Aim of the exercise: Reproduce every entry exactly, without alteration.

Data provided:
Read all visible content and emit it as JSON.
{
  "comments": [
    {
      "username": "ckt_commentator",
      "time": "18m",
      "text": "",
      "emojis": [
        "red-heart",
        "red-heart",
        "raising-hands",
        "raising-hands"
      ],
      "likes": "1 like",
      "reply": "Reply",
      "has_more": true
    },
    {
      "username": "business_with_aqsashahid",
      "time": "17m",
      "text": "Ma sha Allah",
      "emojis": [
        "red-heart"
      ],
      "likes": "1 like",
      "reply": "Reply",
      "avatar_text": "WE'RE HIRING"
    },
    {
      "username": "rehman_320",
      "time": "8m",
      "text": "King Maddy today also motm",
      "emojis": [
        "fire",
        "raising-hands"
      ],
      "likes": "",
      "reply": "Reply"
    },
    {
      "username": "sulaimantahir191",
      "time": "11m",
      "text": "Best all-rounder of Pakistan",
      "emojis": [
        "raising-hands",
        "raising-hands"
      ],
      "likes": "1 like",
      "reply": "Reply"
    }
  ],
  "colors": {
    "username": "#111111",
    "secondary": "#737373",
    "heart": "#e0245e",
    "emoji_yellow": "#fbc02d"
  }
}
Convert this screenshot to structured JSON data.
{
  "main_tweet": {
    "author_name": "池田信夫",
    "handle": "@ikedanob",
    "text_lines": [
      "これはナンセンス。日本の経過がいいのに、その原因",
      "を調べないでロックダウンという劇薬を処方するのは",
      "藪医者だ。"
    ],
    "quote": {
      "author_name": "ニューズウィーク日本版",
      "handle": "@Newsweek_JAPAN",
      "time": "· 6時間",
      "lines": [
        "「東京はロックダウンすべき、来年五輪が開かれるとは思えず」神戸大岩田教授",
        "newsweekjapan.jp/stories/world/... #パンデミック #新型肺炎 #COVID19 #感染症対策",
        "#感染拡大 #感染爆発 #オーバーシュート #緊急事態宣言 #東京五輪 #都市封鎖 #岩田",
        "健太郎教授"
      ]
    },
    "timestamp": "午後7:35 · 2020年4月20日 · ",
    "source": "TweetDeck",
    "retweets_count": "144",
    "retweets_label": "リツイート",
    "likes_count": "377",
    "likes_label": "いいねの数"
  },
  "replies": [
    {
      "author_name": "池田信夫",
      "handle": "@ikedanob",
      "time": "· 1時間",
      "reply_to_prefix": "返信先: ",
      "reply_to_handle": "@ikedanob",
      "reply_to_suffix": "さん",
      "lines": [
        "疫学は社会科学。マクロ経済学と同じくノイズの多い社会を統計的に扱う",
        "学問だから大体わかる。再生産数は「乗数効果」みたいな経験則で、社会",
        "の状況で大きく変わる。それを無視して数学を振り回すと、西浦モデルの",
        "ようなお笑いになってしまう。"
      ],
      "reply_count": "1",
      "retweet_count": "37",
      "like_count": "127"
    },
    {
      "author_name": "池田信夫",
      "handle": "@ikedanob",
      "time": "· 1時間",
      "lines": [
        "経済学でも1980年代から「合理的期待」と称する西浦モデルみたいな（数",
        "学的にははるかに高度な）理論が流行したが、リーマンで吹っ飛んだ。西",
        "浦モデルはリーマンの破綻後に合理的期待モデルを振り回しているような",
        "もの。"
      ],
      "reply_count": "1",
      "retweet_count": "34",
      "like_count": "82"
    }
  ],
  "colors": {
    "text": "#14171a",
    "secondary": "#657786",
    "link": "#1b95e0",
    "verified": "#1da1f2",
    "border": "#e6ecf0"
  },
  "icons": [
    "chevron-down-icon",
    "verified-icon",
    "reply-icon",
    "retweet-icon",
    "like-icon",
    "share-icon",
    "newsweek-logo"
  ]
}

Response to the exercise:
Read all visible content and emit it as JSON.
{
  "comments": [
    {
      "username": "ckt_commentator",
      "time": "18m",
      "text": "",
      "emojis": [
        "red-heart",
        "red-heart",
        "raising-hands",
        "raising-hands"
      ],
      "likes": "1 like",
      "reply": "Reply",
      "has_more": true
    },
    {
      "username": "business_with_aqsashahid",
      "time": "17m",
      "text": "Ma sha Allah",
      "emojis": [
        "red-heart"
      ],
      "likes": "1 like",
      "reply": "Reply",
      "avatar_text": "WE'RE HIRING"
    },
    {
      "username": "rehman_320",
      "time": "8m",
      "text": "King Maddy today also motm",
      "emojis": [
        "fire",
        "raising-hands"
      ],
      "likes": "",
      "reply": "Reply"
    },
    {
      "username": "sulaimantahir191",
      "time": "11m",
      "text": "Best all-rounder of Pakistan",
      "emojis": [
        "raising-hands",
        "raising-hands"
      ],
      "likes": "1 like",
      "reply": "Reply"
    }
  ],
  "colors": {
    "username": "#111111",
    "secondary": "#737373",
    "heart": "#e0245e",
    "emoji_yellow": "#fbc02d"
  }
}
Convert this screenshot to structured JSON data.
{
  "main_tweet": {
    "author_name": "池田信夫",
    "handle": "@ikedanob",
    "text_lines": [
      "これはナンセンス。日本の経過がいいのに、その原因",
      "を調べないでロックダウンという劇薬を処方するのは",
      "藪医者だ。"
    ],
    "quote": {
      "author_name": "ニューズウィーク日本版",
      "handle": "@Newsweek_JAPAN",
      "time": "· 6時間",
      "lines": [
        "「東京はロックダウンすべき、来年五輪が開かれるとは思えず」神戸大岩田教授",
        "newsweekjapan.jp/stories/world/... #パンデミック #新型肺炎 #COVID19 #感染症対策",
        "#感染拡大 #感染爆発 #オーバーシュート #緊急事態宣言 #東京五輪 #都市封鎖 #岩田",
        "健太郎教授"
      ]
    },
    "timestamp": "午後7:35 · 2020年4月20日 · ",
    "source": "TweetDeck",
    "retweets_count": "144",
    "retweets_label": "リツイート",
    "likes_count": "377",
    "likes_label": "いいねの数"
  },
  "replies": [
    {
      "author_name": "池田信夫",
      "handle": "@ikedanob",
      "time": "· 1時間",
      "reply_to_prefix": "返信先: ",
      "reply_to_handle": "@ikedanob",
      "reply_to_suffix": "さん",
      "lines": [
        "疫学は社会科学。マクロ経済学と同じくノイズの多い社会を統計的に扱う",
        "学問だから大体わかる。再生産数は「乗数効果」みたいな経験則で、社会",
        "の状況で大きく変わる。それを無視して数学を振り回すと、西浦モデルの",
        "ようなお笑いになってしまう。"
      ],
      "reply_count": "1",
      "retweet_count": "37",
      "like_count": "127"
    },
    {
      "author_name": "池田信夫",
      "handle": "@ikedanob",
      "time": "· 1時間",
      "lines": [
        "経済学でも1980年代から「合理的期待」と称する西浦モデルみたいな（数",
        "学的にははるかに高度な）理論が流行したが、リーマンで吹っ飛んだ。西",
        "浦モデルはリーマンの破綻後に合理的期待モデルを振り回しているような",
        "もの。"
      ],
      "reply_count": "1",
      "retweet_count": "34",
      "like_count": "82"
    }
  ],
  "colors": {
    "text": "#14171a",
    "secondary": "#657786",
    "link": "#1b95e0",
    "verified": "#1da1f2",
    "border": "#e6ecf0"
  },
  "icons": [
    "chevron-down-icon",
    "verified-icon",
    "reply-icon",
    "retweet-icon",
    "like-icon",
    "share-icon",
    "newsweek-logo"
  ]
}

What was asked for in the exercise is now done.